Exercise brief: Give every line of the data again, unchanged, but with no pictures.

═════ Data entries

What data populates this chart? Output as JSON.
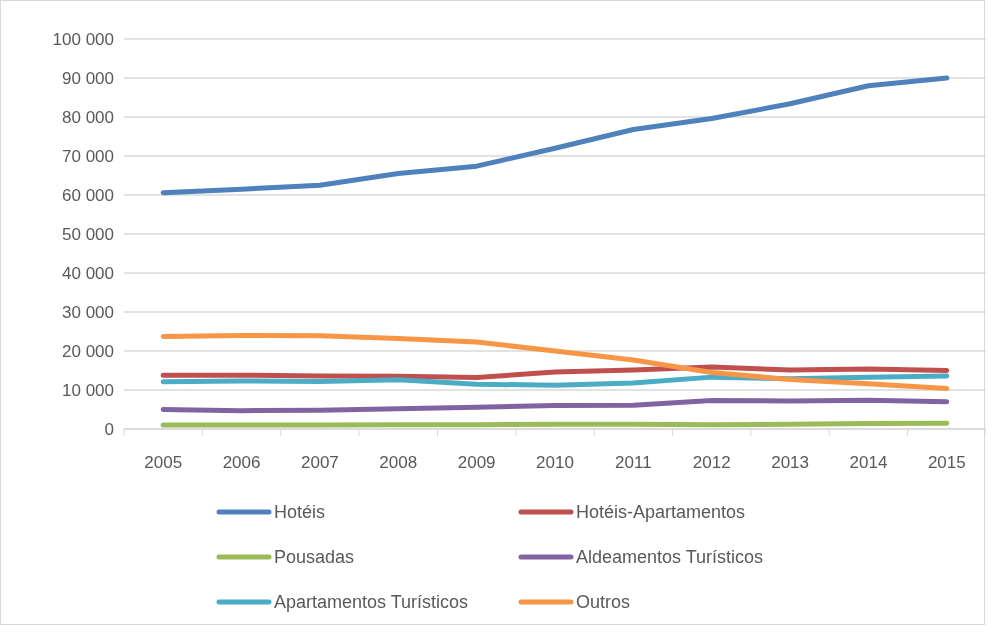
{
  "chart_data": {
    "type": "line",
    "categories": [
      "2005",
      "2006",
      "2007",
      "2008",
      "2009",
      "2010",
      "2011",
      "2012",
      "2013",
      "2014",
      "2015"
    ],
    "series": [
      {
        "name": "Hotéis",
        "color": "#4f81bd",
        "values": [
          60600,
          61500,
          62500,
          65500,
          67400,
          72000,
          76800,
          79600,
          83400,
          88000,
          90000
        ]
      },
      {
        "name": "Hotéis-Apartamentos",
        "color": "#c0504d",
        "values": [
          13800,
          13800,
          13600,
          13500,
          13200,
          14600,
          15100,
          15900,
          15100,
          15400,
          15000
        ]
      },
      {
        "name": "Pousadas",
        "color": "#9bbb59",
        "values": [
          1000,
          1000,
          1000,
          1100,
          1100,
          1200,
          1200,
          1100,
          1200,
          1400,
          1500
        ]
      },
      {
        "name": "Aldeamentos Turísticos",
        "color": "#8064a2",
        "values": [
          5000,
          4700,
          4800,
          5200,
          5600,
          6000,
          6100,
          7300,
          7200,
          7400,
          7000
        ]
      },
      {
        "name": "Apartamentos Turísticos",
        "color": "#4bacc6",
        "values": [
          12100,
          12300,
          12200,
          12600,
          11500,
          11200,
          11800,
          13300,
          12900,
          13300,
          13600
        ]
      },
      {
        "name": "Outros",
        "color": "#f79646",
        "values": [
          23700,
          24000,
          23900,
          23200,
          22300,
          20000,
          17700,
          14500,
          12700,
          11600,
          10400
        ]
      }
    ],
    "ylim": [
      0,
      100000
    ],
    "yticks": [
      0,
      {
        "value": 10000,
        "label": "10 000"
      },
      {
        "value": 20000,
        "label": "20 000"
      },
      {
        "value": 30000,
        "label": "30 000"
      },
      {
        "value": 40000,
        "label": "40 000"
      },
      {
        "value": 50000,
        "label": "50 000"
      },
      {
        "value": 60000,
        "label": "60 000"
      },
      {
        "value": 70000,
        "label": "70 000"
      },
      {
        "value": 80000,
        "label": "80 000"
      },
      {
        "value": 90000,
        "label": "90 000"
      },
      {
        "value": 100000,
        "label": "100 000"
      }
    ],
    "grid": "y",
    "legend": "bottom",
    "marker": "none",
    "line_style": "solid"
  }
}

══════════

Result for this exercise:
What data populates this chart? Output as JSON.
{
  "chart_data": {
    "type": "line",
    "categories": [
      "2005",
      "2006",
      "2007",
      "2008",
      "2009",
      "2010",
      "2011",
      "2012",
      "2013",
      "2014",
      "2015"
    ],
    "series": [
      {
        "name": "Hotéis",
        "color": "#4f81bd",
        "values": [
          60600,
          61500,
          62500,
          65500,
          67400,
          72000,
          76800,
          79600,
          83400,
          88000,
          90000
        ]
      },
      {
        "name": "Hotéis-Apartamentos",
        "color": "#c0504d",
        "values": [
          13800,
          13800,
          13600,
          13500,
          13200,
          14600,
          15100,
          15900,
          15100,
          15400,
          15000
        ]
      },
      {
        "name": "Pousadas",
        "color": "#9bbb59",
        "values": [
          1000,
          1000,
          1000,
          1100,
          1100,
          1200,
          1200,
          1100,
          1200,
          1400,
          1500
        ]
      },
      {
        "name": "Aldeamentos Turísticos",
        "color": "#8064a2",
        "values": [
          5000,
          4700,
          4800,
          5200,
          5600,
          6000,
          6100,
          7300,
          7200,
          7400,
          7000
        ]
      },
      {
        "name": "Apartamentos Turísticos",
        "color": "#4bacc6",
        "values": [
          12100,
          12300,
          12200,
          12600,
          11500,
          11200,
          11800,
          13300,
          12900,
          13300,
          13600
        ]
      },
      {
        "name": "Outros",
        "color": "#f79646",
        "values": [
          23700,
          24000,
          23900,
          23200,
          22300,
          20000,
          17700,
          14500,
          12700,
          11600,
          10400
        ]
      }
    ],
    "ylim": [
      0,
      100000
    ],
    "yticks": [
      0,
      {
        "value": 10000,
        "label": "10 000"
      },
      {
        "value": 20000,
        "label": "20 000"
      },
      {
        "value": 30000,
        "label": "30 000"
      },
      {
        "value": 40000,
        "label": "40 000"
      },
      {
        "value": 50000,
        "label": "50 000"
      },
      {
        "value": 60000,
        "label": "60 000"
      },
      {
        "value": 70000,
        "label": "70 000"
      },
      {
        "value": 80000,
        "label": "80 000"
      },
      {
        "value": 90000,
        "label": "90 000"
      },
      {
        "value": 100000,
        "label": "100 000"
      }
    ],
    "grid": "y",
    "legend": "bottom",
    "marker": "none",
    "line_style": "solid"
  }
}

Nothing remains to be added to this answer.